— begin Extracted records —

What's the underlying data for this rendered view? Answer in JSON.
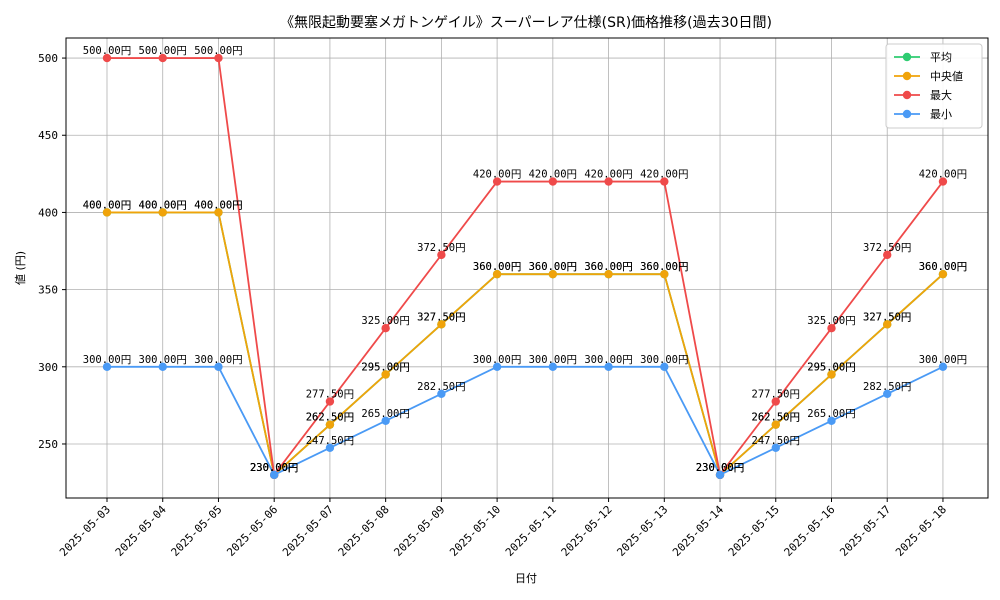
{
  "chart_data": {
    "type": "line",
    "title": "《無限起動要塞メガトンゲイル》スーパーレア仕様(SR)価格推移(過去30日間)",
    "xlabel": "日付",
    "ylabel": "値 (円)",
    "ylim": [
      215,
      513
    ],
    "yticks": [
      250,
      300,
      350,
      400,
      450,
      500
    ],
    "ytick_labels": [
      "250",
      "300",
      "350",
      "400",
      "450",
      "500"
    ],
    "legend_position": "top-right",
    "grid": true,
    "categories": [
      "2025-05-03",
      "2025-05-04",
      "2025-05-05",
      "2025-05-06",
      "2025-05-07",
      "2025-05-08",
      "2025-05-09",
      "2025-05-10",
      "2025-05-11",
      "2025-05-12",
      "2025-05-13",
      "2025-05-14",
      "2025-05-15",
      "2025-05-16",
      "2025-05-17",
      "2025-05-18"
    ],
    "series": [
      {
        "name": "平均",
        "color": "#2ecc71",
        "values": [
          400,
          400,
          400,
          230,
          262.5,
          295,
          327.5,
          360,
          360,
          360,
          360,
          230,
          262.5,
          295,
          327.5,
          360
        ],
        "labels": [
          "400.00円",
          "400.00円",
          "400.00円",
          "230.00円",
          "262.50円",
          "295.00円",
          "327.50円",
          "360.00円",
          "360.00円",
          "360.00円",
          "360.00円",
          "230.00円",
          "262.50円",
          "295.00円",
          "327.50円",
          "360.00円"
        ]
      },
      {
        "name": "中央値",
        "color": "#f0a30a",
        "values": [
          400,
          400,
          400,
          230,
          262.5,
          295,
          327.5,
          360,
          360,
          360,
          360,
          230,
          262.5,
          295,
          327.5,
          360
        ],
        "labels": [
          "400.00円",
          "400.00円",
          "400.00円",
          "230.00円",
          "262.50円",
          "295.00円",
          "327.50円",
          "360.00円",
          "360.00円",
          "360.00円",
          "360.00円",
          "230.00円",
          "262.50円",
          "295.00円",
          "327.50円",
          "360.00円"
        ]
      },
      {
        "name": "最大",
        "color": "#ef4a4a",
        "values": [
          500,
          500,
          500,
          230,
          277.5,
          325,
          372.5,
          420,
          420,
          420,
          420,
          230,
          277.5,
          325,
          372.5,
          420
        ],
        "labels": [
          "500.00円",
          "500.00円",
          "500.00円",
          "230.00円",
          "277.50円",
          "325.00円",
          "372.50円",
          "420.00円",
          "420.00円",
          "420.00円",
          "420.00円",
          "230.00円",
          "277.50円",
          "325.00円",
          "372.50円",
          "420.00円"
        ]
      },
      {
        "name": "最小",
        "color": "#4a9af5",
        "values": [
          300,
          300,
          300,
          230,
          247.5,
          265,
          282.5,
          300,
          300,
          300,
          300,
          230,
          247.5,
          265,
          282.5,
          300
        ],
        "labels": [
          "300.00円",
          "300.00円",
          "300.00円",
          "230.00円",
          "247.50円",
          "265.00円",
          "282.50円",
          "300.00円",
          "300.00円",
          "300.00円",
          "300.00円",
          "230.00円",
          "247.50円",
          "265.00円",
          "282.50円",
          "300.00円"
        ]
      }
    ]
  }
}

— end Extracted records —
— begin Extracted records —

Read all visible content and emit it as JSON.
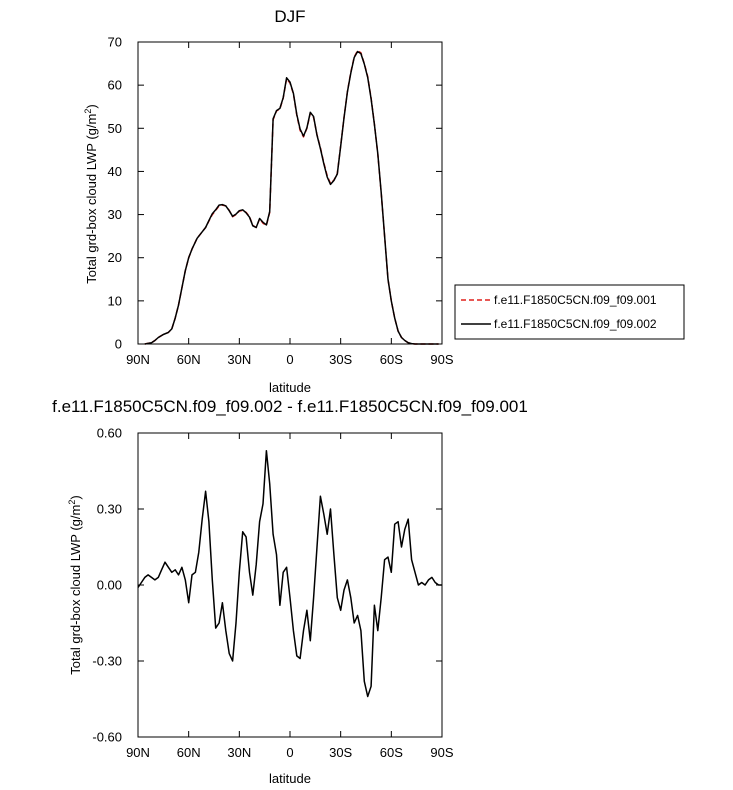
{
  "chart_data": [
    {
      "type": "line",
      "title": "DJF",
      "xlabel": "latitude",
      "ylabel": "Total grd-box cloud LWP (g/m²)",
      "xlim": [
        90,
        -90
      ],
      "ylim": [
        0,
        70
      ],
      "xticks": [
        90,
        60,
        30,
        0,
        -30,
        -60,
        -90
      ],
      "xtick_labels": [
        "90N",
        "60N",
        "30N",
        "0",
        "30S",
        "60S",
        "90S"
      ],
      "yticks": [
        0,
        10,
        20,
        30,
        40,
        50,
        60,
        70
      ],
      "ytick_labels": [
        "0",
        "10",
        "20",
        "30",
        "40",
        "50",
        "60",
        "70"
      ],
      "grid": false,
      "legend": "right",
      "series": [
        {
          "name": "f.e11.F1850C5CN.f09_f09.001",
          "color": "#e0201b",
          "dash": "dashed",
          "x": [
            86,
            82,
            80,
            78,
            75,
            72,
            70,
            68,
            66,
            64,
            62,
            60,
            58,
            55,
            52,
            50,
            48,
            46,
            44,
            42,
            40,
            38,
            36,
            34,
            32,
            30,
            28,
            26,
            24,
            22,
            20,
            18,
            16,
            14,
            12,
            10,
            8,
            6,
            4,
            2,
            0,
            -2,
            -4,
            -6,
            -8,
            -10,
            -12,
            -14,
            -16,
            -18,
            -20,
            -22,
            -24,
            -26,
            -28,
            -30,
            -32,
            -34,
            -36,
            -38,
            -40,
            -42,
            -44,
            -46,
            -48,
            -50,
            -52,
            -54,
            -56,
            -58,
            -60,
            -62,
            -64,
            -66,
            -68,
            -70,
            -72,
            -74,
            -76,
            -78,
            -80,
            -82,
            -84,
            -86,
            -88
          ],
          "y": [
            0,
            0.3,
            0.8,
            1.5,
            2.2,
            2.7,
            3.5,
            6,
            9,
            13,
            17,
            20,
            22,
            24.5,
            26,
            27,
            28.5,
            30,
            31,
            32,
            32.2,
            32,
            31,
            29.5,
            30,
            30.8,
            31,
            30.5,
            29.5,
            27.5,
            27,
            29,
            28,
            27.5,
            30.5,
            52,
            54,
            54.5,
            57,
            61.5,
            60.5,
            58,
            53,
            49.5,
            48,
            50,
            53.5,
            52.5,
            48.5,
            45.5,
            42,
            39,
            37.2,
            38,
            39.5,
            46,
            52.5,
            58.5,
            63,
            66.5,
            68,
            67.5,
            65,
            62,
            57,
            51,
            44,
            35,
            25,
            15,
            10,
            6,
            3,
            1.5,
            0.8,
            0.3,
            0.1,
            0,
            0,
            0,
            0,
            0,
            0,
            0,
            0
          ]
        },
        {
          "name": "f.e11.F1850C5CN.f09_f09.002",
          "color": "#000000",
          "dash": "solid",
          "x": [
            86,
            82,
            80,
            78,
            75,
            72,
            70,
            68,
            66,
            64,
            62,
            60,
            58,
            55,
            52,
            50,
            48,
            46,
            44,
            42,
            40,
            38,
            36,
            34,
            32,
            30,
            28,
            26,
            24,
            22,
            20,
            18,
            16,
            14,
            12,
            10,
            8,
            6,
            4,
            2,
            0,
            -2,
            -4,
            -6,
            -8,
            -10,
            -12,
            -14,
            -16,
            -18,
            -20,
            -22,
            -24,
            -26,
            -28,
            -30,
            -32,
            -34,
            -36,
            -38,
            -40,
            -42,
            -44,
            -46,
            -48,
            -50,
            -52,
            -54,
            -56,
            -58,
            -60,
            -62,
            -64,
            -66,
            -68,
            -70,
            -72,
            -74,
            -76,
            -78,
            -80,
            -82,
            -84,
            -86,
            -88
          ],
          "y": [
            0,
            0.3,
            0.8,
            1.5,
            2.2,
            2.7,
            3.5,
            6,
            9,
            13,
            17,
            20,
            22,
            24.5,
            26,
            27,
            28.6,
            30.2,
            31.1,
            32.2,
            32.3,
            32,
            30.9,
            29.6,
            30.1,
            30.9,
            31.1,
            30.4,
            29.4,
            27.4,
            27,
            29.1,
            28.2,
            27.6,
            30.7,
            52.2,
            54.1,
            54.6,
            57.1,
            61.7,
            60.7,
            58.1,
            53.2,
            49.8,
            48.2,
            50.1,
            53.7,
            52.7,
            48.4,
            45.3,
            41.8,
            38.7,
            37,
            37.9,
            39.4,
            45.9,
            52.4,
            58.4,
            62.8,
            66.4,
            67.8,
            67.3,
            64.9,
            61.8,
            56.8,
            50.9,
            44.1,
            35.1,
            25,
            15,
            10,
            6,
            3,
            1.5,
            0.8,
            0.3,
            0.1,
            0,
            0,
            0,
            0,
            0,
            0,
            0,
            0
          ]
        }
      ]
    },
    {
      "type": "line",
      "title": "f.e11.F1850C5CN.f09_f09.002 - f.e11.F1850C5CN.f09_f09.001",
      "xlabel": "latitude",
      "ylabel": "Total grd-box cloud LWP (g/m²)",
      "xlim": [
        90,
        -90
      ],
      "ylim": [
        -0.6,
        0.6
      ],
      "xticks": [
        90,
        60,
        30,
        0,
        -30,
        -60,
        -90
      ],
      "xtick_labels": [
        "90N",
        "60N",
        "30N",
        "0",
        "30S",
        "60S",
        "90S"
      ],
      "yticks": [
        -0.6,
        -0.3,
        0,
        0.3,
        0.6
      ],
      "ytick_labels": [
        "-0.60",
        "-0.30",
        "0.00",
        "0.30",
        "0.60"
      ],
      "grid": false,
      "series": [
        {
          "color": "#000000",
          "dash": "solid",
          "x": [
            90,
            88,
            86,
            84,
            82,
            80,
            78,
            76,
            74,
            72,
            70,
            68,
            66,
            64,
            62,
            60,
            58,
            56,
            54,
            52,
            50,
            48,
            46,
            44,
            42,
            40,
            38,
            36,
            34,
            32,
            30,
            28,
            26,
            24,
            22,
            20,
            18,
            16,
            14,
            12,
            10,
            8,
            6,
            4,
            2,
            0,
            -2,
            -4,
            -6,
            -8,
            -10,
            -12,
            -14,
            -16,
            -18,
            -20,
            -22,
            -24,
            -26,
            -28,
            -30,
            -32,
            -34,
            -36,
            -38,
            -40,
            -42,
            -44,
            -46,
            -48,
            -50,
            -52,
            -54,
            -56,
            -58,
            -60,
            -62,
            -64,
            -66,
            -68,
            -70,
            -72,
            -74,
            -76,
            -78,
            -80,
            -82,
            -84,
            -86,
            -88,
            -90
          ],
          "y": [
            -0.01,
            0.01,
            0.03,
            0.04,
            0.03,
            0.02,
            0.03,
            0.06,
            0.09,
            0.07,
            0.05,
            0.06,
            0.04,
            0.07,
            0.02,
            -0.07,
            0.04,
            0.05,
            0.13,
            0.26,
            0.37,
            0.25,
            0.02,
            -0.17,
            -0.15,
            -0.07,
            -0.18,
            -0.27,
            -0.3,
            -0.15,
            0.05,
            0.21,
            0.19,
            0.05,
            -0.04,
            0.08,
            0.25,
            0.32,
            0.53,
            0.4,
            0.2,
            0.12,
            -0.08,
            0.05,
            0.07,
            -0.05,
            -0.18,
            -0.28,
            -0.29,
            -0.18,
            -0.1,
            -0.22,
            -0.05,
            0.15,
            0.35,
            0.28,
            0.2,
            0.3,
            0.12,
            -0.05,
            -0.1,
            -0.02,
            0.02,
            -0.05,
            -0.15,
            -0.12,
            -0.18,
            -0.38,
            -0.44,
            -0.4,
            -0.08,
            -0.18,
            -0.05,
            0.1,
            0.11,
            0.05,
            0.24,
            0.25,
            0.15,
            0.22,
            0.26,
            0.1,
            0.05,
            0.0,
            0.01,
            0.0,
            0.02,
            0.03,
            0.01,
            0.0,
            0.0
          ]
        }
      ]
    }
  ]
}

— end Extracted records —

Show every line of the listing in which the string "right" can be found.

    "legend_position": "top-right",
      "legend": "right",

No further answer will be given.